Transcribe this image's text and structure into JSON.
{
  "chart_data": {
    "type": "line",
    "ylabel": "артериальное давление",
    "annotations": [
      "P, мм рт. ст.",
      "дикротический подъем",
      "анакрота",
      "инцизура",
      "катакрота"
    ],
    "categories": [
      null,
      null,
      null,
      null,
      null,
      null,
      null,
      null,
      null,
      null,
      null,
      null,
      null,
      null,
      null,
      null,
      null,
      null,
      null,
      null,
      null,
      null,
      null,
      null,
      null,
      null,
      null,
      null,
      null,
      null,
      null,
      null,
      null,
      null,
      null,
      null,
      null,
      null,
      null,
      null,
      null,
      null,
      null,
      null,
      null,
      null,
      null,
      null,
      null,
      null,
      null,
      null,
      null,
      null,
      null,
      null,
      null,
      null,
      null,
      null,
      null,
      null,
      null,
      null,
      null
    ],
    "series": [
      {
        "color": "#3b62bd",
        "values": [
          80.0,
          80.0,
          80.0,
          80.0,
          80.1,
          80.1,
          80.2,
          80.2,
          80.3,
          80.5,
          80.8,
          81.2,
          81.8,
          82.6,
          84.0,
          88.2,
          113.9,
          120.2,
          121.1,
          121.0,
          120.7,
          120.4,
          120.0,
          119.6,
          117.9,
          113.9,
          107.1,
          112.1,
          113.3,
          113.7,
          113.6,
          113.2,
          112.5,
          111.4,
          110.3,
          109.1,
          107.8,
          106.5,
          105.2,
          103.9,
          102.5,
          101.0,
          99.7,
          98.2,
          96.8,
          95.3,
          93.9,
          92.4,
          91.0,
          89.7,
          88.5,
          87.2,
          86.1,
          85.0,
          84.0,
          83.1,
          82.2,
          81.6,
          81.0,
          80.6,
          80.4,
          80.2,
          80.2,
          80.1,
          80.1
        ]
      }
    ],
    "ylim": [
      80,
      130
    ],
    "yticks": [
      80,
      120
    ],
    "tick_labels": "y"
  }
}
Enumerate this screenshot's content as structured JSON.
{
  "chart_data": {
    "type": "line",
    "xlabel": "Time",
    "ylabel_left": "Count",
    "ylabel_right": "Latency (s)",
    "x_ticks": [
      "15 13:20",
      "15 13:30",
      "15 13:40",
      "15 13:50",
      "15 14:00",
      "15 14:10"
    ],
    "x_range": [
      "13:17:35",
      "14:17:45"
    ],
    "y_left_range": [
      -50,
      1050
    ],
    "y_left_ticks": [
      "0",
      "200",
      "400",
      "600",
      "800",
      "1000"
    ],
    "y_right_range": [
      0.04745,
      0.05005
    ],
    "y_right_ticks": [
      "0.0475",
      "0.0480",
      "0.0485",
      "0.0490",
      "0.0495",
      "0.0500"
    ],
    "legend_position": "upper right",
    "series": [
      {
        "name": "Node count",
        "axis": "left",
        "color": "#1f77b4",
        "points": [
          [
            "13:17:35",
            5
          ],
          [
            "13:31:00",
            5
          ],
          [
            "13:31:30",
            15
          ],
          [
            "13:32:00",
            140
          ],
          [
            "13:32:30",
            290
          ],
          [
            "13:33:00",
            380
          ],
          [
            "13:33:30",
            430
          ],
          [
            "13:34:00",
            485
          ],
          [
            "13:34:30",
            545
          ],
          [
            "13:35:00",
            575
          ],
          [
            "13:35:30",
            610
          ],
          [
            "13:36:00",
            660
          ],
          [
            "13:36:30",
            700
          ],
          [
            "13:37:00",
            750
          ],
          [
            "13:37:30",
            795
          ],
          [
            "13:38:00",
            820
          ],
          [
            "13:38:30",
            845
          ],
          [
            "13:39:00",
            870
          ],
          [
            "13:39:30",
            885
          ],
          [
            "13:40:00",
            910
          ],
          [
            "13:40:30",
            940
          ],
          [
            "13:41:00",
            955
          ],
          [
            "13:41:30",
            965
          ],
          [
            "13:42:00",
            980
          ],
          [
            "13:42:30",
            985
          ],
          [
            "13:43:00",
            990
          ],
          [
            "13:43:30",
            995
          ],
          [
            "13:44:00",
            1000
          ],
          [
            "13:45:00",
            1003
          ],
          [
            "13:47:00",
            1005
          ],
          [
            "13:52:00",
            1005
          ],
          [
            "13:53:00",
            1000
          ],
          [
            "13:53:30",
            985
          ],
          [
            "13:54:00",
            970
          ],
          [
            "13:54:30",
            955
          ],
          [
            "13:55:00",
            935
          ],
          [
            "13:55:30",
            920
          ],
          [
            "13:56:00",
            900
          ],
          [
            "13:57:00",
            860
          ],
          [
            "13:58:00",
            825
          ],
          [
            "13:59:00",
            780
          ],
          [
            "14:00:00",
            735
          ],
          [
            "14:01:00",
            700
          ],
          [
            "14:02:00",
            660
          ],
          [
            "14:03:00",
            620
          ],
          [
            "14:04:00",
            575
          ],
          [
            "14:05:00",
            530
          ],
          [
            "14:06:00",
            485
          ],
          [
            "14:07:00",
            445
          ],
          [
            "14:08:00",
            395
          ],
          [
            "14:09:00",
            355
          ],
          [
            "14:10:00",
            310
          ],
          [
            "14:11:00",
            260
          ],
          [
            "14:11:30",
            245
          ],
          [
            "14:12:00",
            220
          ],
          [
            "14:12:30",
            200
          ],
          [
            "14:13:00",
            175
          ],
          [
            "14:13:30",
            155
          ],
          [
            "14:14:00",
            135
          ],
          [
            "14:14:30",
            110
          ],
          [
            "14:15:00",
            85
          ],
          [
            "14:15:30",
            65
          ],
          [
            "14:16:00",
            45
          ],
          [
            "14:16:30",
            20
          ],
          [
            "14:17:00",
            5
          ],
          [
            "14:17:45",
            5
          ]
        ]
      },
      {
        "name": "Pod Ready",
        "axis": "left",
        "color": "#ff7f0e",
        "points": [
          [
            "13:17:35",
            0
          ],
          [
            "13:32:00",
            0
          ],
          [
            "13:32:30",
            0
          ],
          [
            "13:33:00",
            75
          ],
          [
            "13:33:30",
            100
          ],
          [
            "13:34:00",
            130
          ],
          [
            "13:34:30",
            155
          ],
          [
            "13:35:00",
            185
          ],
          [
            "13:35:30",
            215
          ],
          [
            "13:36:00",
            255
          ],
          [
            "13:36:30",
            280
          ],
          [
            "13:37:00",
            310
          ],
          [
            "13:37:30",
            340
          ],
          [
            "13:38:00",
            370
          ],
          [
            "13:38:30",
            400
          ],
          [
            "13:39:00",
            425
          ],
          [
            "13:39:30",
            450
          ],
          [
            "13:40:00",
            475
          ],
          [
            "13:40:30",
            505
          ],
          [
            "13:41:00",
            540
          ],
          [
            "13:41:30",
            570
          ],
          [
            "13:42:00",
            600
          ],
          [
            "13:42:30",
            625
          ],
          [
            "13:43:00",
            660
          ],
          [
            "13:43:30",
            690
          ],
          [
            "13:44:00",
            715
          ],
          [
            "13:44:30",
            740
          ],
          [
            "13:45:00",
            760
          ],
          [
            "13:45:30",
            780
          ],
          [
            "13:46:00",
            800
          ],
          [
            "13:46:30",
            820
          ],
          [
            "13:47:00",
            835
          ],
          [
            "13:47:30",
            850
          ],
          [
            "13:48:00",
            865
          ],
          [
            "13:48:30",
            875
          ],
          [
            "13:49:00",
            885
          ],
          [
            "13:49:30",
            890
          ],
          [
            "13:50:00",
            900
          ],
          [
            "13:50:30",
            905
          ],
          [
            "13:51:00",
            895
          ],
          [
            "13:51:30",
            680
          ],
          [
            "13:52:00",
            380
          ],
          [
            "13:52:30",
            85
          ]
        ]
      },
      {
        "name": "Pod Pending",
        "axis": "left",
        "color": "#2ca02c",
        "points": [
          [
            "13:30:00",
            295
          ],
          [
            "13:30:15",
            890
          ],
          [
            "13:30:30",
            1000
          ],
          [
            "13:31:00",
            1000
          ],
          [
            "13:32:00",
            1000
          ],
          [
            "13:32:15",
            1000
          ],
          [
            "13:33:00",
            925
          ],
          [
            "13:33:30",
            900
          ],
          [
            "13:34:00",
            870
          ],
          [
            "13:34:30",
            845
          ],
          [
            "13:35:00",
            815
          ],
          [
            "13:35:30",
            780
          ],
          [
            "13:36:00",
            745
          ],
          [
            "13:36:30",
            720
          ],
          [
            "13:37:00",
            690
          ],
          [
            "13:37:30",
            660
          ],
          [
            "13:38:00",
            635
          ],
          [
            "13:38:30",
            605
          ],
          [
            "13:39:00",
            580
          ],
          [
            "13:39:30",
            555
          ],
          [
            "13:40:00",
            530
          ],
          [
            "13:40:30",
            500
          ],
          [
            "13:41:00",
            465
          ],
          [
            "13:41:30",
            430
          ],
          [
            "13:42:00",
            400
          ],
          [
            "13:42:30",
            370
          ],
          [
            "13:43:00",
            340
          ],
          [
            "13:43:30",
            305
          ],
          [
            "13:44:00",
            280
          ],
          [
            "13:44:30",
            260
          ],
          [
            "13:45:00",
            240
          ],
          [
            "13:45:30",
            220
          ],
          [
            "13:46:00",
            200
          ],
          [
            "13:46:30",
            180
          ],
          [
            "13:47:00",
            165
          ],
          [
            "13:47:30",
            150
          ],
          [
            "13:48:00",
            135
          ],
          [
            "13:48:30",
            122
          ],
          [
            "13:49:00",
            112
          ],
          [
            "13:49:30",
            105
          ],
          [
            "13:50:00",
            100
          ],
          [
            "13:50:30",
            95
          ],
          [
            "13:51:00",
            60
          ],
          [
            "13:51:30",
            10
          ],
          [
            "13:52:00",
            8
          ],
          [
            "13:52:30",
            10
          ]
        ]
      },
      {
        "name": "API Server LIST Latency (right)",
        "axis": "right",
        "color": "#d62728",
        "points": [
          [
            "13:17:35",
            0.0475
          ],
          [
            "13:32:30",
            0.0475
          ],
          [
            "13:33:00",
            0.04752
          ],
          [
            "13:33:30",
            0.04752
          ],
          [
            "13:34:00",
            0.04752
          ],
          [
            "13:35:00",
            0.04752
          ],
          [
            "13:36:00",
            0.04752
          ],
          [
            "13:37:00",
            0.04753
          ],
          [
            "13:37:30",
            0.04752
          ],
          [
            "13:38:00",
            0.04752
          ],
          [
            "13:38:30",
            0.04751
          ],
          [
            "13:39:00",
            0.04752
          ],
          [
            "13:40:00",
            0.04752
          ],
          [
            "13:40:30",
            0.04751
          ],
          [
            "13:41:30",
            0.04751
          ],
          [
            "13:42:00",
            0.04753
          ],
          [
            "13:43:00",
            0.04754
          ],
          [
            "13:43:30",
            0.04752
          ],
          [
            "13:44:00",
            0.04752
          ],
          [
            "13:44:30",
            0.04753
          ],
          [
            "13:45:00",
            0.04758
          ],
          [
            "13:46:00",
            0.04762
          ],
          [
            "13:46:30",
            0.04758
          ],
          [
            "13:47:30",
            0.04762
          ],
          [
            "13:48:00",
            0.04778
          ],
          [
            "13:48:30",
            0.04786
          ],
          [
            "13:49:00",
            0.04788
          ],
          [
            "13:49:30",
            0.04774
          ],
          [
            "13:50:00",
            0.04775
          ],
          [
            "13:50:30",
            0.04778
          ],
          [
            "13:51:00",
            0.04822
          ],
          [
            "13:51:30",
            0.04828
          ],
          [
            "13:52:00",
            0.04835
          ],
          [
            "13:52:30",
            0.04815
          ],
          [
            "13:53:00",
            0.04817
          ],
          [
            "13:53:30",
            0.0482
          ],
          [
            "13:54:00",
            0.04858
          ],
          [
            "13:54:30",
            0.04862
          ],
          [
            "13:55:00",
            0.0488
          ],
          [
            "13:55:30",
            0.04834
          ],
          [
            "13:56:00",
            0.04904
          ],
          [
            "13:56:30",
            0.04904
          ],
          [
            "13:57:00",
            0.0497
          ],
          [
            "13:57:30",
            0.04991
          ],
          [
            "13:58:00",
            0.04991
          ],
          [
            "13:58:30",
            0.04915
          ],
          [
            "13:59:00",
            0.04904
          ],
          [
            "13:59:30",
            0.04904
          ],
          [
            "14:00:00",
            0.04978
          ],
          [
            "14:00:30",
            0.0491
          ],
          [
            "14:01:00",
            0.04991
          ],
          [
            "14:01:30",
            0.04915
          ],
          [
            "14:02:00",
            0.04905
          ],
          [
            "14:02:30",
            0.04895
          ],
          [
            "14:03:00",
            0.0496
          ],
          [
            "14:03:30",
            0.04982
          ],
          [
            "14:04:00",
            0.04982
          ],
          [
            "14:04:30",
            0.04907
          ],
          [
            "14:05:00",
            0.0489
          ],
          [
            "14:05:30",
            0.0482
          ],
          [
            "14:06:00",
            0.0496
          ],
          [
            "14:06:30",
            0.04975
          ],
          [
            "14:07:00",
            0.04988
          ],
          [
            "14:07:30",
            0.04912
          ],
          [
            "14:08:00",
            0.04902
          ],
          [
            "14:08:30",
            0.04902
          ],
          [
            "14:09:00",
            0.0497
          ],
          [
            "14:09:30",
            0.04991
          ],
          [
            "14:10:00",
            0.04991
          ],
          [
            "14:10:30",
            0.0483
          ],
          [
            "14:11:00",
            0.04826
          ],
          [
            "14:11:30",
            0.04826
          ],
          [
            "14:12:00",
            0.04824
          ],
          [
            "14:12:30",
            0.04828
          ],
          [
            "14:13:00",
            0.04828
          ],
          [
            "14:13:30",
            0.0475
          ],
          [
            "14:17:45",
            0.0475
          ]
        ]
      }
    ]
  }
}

▸ **Task goal**: Copy every line in the entries above that has the string "Latency" in it.

▸ **Answer in full**:
    "ylabel_right": "Latency (s)",
        "name": "API Server LIST Latency (right)",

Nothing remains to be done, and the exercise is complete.